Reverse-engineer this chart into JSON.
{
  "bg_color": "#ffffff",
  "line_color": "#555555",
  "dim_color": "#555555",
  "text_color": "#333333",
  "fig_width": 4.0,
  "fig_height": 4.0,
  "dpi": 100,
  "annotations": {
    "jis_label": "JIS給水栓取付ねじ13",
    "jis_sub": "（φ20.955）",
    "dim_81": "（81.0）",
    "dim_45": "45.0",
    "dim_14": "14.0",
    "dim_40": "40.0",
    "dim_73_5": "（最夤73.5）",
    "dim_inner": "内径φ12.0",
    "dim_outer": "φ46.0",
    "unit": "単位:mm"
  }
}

################

→ **Written problem**
Can you give every line above again, exactly as written?

→ **Completed task**
Reverse-engineer this chart into JSON.
{
  "bg_color": "#ffffff",
  "line_color": "#555555",
  "dim_color": "#555555",
  "text_color": "#333333",
  "fig_width": 4.0,
  "fig_height": 4.0,
  "dpi": 100,
  "annotations": {
    "jis_label": "JIS給水栓取付ねじ13",
    "jis_sub": "（φ20.955）",
    "dim_81": "（81.0）",
    "dim_45": "45.0",
    "dim_14": "14.0",
    "dim_40": "40.0",
    "dim_73_5": "（最夤73.5）",
    "dim_inner": "内径φ12.0",
    "dim_outer": "φ46.0",
    "unit": "単位:mm"
  }
}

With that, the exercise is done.